• [Task details]:
Repeat every record exactly, but keep images out of the copy.

══ Material for this task ══

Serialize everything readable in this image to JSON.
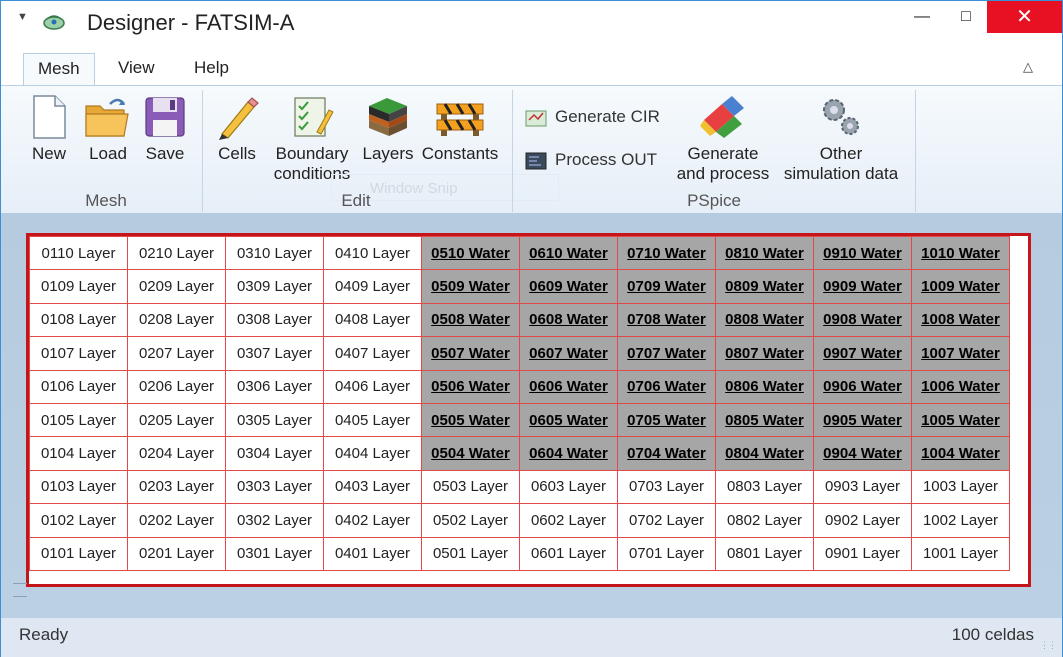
{
  "window": {
    "title": "Designer - FATSIM-A"
  },
  "tabs": [
    {
      "label": "Mesh",
      "active": true
    },
    {
      "label": "View",
      "active": false
    },
    {
      "label": "Help",
      "active": false
    }
  ],
  "ribbon": {
    "groups": {
      "mesh": "Mesh",
      "edit": "Edit",
      "pspice": "PSpice"
    },
    "buttons": {
      "new": "New",
      "load": "Load",
      "save": "Save",
      "cells": "Cells",
      "boundary_l1": "Boundary",
      "boundary_l2": "conditions",
      "layers": "Layers",
      "constants": "Constants",
      "generate_cir": "Generate CIR",
      "process_out": "Process OUT",
      "generate_l1": "Generate",
      "generate_l2": "and process",
      "other_l1": "Other",
      "other_l2": "simulation data"
    },
    "ghost_label": "Window Snip"
  },
  "mesh": {
    "rows": [
      [
        "0110 Layer",
        "0210 Layer",
        "0310 Layer",
        "0410 Layer",
        "0510 Water",
        "0610 Water",
        "0710 Water",
        "0810 Water",
        "0910 Water",
        "1010 Water"
      ],
      [
        "0109 Layer",
        "0209 Layer",
        "0309 Layer",
        "0409 Layer",
        "0509 Water",
        "0609 Water",
        "0709 Water",
        "0809 Water",
        "0909 Water",
        "1009 Water"
      ],
      [
        "0108 Layer",
        "0208 Layer",
        "0308 Layer",
        "0408 Layer",
        "0508 Water",
        "0608 Water",
        "0708 Water",
        "0808 Water",
        "0908 Water",
        "1008 Water"
      ],
      [
        "0107 Layer",
        "0207 Layer",
        "0307 Layer",
        "0407 Layer",
        "0507 Water",
        "0607 Water",
        "0707 Water",
        "0807 Water",
        "0907 Water",
        "1007 Water"
      ],
      [
        "0106 Layer",
        "0206 Layer",
        "0306 Layer",
        "0406 Layer",
        "0506 Water",
        "0606 Water",
        "0706 Water",
        "0806 Water",
        "0906 Water",
        "1006 Water"
      ],
      [
        "0105 Layer",
        "0205 Layer",
        "0305 Layer",
        "0405 Layer",
        "0505 Water",
        "0605 Water",
        "0705 Water",
        "0805 Water",
        "0905 Water",
        "1005 Water"
      ],
      [
        "0104 Layer",
        "0204 Layer",
        "0304 Layer",
        "0404 Layer",
        "0504 Water",
        "0604 Water",
        "0704 Water",
        "0804 Water",
        "0904 Water",
        "1004 Water"
      ],
      [
        "0103 Layer",
        "0203 Layer",
        "0303 Layer",
        "0403 Layer",
        "0503 Layer",
        "0603 Layer",
        "0703 Layer",
        "0803 Layer",
        "0903 Layer",
        "1003 Layer"
      ],
      [
        "0102 Layer",
        "0202 Layer",
        "0302 Layer",
        "0402 Layer",
        "0502 Layer",
        "0602 Layer",
        "0702 Layer",
        "0802 Layer",
        "0902 Layer",
        "1002 Layer"
      ],
      [
        "0101 Layer",
        "0201 Layer",
        "0301 Layer",
        "0401 Layer",
        "0501 Layer",
        "0601 Layer",
        "0701 Layer",
        "0801 Layer",
        "0901 Layer",
        "1001 Layer"
      ]
    ],
    "colors": {
      "water_fill": "#a6a6a6",
      "grid_line": "#e24a4a",
      "frame": "#c4151b"
    }
  },
  "status": {
    "left": "Ready",
    "right": "100 celdas"
  },
  "icons": [
    "menu-icon",
    "app-icon",
    "new-icon",
    "load-icon",
    "save-icon",
    "cells-icon",
    "boundary-icon",
    "layers-icon",
    "constants-icon",
    "generate-cir-icon",
    "process-out-icon",
    "generate-process-icon",
    "gears-icon"
  ]
}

═══

• [Task result]:
Serialize everything readable in this image to JSON.
{
  "window": {
    "title": "Designer - FATSIM-A"
  },
  "tabs": [
    {
      "label": "Mesh",
      "active": true
    },
    {
      "label": "View",
      "active": false
    },
    {
      "label": "Help",
      "active": false
    }
  ],
  "ribbon": {
    "groups": {
      "mesh": "Mesh",
      "edit": "Edit",
      "pspice": "PSpice"
    },
    "buttons": {
      "new": "New",
      "load": "Load",
      "save": "Save",
      "cells": "Cells",
      "boundary_l1": "Boundary",
      "boundary_l2": "conditions",
      "layers": "Layers",
      "constants": "Constants",
      "generate_cir": "Generate CIR",
      "process_out": "Process OUT",
      "generate_l1": "Generate",
      "generate_l2": "and process",
      "other_l1": "Other",
      "other_l2": "simulation data"
    },
    "ghost_label": "Window Snip"
  },
  "mesh": {
    "rows": [
      [
        "0110 Layer",
        "0210 Layer",
        "0310 Layer",
        "0410 Layer",
        "0510 Water",
        "0610 Water",
        "0710 Water",
        "0810 Water",
        "0910 Water",
        "1010 Water"
      ],
      [
        "0109 Layer",
        "0209 Layer",
        "0309 Layer",
        "0409 Layer",
        "0509 Water",
        "0609 Water",
        "0709 Water",
        "0809 Water",
        "0909 Water",
        "1009 Water"
      ],
      [
        "0108 Layer",
        "0208 Layer",
        "0308 Layer",
        "0408 Layer",
        "0508 Water",
        "0608 Water",
        "0708 Water",
        "0808 Water",
        "0908 Water",
        "1008 Water"
      ],
      [
        "0107 Layer",
        "0207 Layer",
        "0307 Layer",
        "0407 Layer",
        "0507 Water",
        "0607 Water",
        "0707 Water",
        "0807 Water",
        "0907 Water",
        "1007 Water"
      ],
      [
        "0106 Layer",
        "0206 Layer",
        "0306 Layer",
        "0406 Layer",
        "0506 Water",
        "0606 Water",
        "0706 Water",
        "0806 Water",
        "0906 Water",
        "1006 Water"
      ],
      [
        "0105 Layer",
        "0205 Layer",
        "0305 Layer",
        "0405 Layer",
        "0505 Water",
        "0605 Water",
        "0705 Water",
        "0805 Water",
        "0905 Water",
        "1005 Water"
      ],
      [
        "0104 Layer",
        "0204 Layer",
        "0304 Layer",
        "0404 Layer",
        "0504 Water",
        "0604 Water",
        "0704 Water",
        "0804 Water",
        "0904 Water",
        "1004 Water"
      ],
      [
        "0103 Layer",
        "0203 Layer",
        "0303 Layer",
        "0403 Layer",
        "0503 Layer",
        "0603 Layer",
        "0703 Layer",
        "0803 Layer",
        "0903 Layer",
        "1003 Layer"
      ],
      [
        "0102 Layer",
        "0202 Layer",
        "0302 Layer",
        "0402 Layer",
        "0502 Layer",
        "0602 Layer",
        "0702 Layer",
        "0802 Layer",
        "0902 Layer",
        "1002 Layer"
      ],
      [
        "0101 Layer",
        "0201 Layer",
        "0301 Layer",
        "0401 Layer",
        "0501 Layer",
        "0601 Layer",
        "0701 Layer",
        "0801 Layer",
        "0901 Layer",
        "1001 Layer"
      ]
    ],
    "colors": {
      "water_fill": "#a6a6a6",
      "grid_line": "#e24a4a",
      "frame": "#c4151b"
    }
  },
  "status": {
    "left": "Ready",
    "right": "100 celdas"
  },
  "icons": [
    "menu-icon",
    "app-icon",
    "new-icon",
    "load-icon",
    "save-icon",
    "cells-icon",
    "boundary-icon",
    "layers-icon",
    "constants-icon",
    "generate-cir-icon",
    "process-out-icon",
    "generate-process-icon",
    "gears-icon"
  ]
}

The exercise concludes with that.